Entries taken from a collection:
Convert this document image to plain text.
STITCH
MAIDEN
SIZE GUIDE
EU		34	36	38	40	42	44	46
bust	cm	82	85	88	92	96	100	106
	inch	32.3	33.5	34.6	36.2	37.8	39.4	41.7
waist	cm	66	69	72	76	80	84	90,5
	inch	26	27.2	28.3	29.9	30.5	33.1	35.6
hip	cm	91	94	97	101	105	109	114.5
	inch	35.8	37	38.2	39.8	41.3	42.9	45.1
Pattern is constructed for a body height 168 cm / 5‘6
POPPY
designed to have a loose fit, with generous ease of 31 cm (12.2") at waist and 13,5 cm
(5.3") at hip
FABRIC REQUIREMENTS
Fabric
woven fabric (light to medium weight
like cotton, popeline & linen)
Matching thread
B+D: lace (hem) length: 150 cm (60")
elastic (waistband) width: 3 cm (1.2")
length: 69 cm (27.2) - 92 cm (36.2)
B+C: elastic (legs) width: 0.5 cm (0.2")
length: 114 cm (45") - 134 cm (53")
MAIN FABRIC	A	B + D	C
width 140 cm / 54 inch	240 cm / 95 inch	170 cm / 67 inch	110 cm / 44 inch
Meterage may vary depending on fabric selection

* Prompt
Copy each line of the records containing the string "width".

* Expected answer
elastic (waistband) width: 3 cm (1.2")
B+C: elastic (legs) width: 0.5 cm (0.2")
width 140 cm / 54 inch	240 cm / 95 inch	170 cm / 67 inch	110 cm / 44 inch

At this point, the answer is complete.